Stored data
— Begin —

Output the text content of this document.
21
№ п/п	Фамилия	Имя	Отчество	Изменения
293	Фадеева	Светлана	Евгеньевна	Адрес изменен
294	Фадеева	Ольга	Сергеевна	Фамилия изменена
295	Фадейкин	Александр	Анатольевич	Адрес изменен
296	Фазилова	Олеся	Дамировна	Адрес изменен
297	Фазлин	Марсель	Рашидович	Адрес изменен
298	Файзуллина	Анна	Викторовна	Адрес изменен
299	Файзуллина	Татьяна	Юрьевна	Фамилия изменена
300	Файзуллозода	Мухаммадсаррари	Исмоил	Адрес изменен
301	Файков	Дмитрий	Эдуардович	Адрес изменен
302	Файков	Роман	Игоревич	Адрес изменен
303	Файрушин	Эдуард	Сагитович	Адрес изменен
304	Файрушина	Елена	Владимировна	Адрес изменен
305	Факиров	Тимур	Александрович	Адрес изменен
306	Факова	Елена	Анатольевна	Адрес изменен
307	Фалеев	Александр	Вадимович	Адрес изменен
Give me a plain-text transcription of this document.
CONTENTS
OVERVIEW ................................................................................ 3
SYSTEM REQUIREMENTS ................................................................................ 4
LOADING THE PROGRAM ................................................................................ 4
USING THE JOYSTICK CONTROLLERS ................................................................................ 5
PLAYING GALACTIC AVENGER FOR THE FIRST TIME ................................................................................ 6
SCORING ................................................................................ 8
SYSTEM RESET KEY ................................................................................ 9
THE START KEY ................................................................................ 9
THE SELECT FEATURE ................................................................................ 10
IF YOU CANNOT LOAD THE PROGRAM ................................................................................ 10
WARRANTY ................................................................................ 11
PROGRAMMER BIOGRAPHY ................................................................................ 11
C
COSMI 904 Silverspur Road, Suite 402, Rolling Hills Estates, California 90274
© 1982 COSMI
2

— End —

Tally the lines of the material above that contain the word "Елена" and report the total alone.

2